DIRECTION —
Retype all of the data exactly as given.

[Records from a collection of figures]
• • • •
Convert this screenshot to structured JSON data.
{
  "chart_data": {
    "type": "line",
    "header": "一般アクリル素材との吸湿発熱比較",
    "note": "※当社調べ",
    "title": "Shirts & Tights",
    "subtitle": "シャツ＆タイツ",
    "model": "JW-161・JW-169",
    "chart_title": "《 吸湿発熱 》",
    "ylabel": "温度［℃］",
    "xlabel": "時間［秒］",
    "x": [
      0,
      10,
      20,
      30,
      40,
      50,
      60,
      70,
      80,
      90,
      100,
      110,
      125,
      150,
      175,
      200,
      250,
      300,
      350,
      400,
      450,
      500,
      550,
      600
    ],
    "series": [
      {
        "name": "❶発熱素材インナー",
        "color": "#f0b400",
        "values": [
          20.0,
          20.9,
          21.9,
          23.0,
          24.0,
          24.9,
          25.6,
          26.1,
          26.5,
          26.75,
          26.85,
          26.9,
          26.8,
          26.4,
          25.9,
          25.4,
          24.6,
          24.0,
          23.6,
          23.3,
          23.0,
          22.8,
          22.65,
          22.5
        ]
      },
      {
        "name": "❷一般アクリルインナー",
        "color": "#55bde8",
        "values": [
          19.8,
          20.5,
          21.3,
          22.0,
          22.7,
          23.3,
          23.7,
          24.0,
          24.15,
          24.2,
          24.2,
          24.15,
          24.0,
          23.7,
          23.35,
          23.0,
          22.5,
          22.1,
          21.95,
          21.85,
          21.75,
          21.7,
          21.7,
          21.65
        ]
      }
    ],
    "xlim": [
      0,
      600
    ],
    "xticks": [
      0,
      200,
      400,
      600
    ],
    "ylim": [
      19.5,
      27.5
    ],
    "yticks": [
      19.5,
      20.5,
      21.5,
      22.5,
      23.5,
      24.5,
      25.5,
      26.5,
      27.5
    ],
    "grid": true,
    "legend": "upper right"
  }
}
• • • •
SOLVED PROBLEM —
Convert this screenshot to structured JSON data.
{
  "chart_data": {
    "type": "line",
    "header": "一般アクリル素材との吸湿発熱比較",
    "note": "※当社調べ",
    "title": "Shirts & Tights",
    "subtitle": "シャツ＆タイツ",
    "model": "JW-161・JW-169",
    "chart_title": "《 吸湿発熱 》",
    "ylabel": "温度［℃］",
    "xlabel": "時間［秒］",
    "x": [
      0,
      10,
      20,
      30,
      40,
      50,
      60,
      70,
      80,
      90,
      100,
      110,
      125,
      150,
      175,
      200,
      250,
      300,
      350,
      400,
      450,
      500,
      550,
      600
    ],
    "series": [
      {
        "name": "❶発熱素材インナー",
        "color": "#f0b400",
        "values": [
          20.0,
          20.9,
          21.9,
          23.0,
          24.0,
          24.9,
          25.6,
          26.1,
          26.5,
          26.75,
          26.85,
          26.9,
          26.8,
          26.4,
          25.9,
          25.4,
          24.6,
          24.0,
          23.6,
          23.3,
          23.0,
          22.8,
          22.65,
          22.5
        ]
      },
      {
        "name": "❷一般アクリルインナー",
        "color": "#55bde8",
        "values": [
          19.8,
          20.5,
          21.3,
          22.0,
          22.7,
          23.3,
          23.7,
          24.0,
          24.15,
          24.2,
          24.2,
          24.15,
          24.0,
          23.7,
          23.35,
          23.0,
          22.5,
          22.1,
          21.95,
          21.85,
          21.75,
          21.7,
          21.7,
          21.65
        ]
      }
    ],
    "xlim": [
      0,
      600
    ],
    "xticks": [
      0,
      200,
      400,
      600
    ],
    "ylim": [
      19.5,
      27.5
    ],
    "yticks": [
      19.5,
      20.5,
      21.5,
      22.5,
      23.5,
      24.5,
      25.5,
      26.5,
      27.5
    ],
    "grid": true,
    "legend": "upper right"
  }
}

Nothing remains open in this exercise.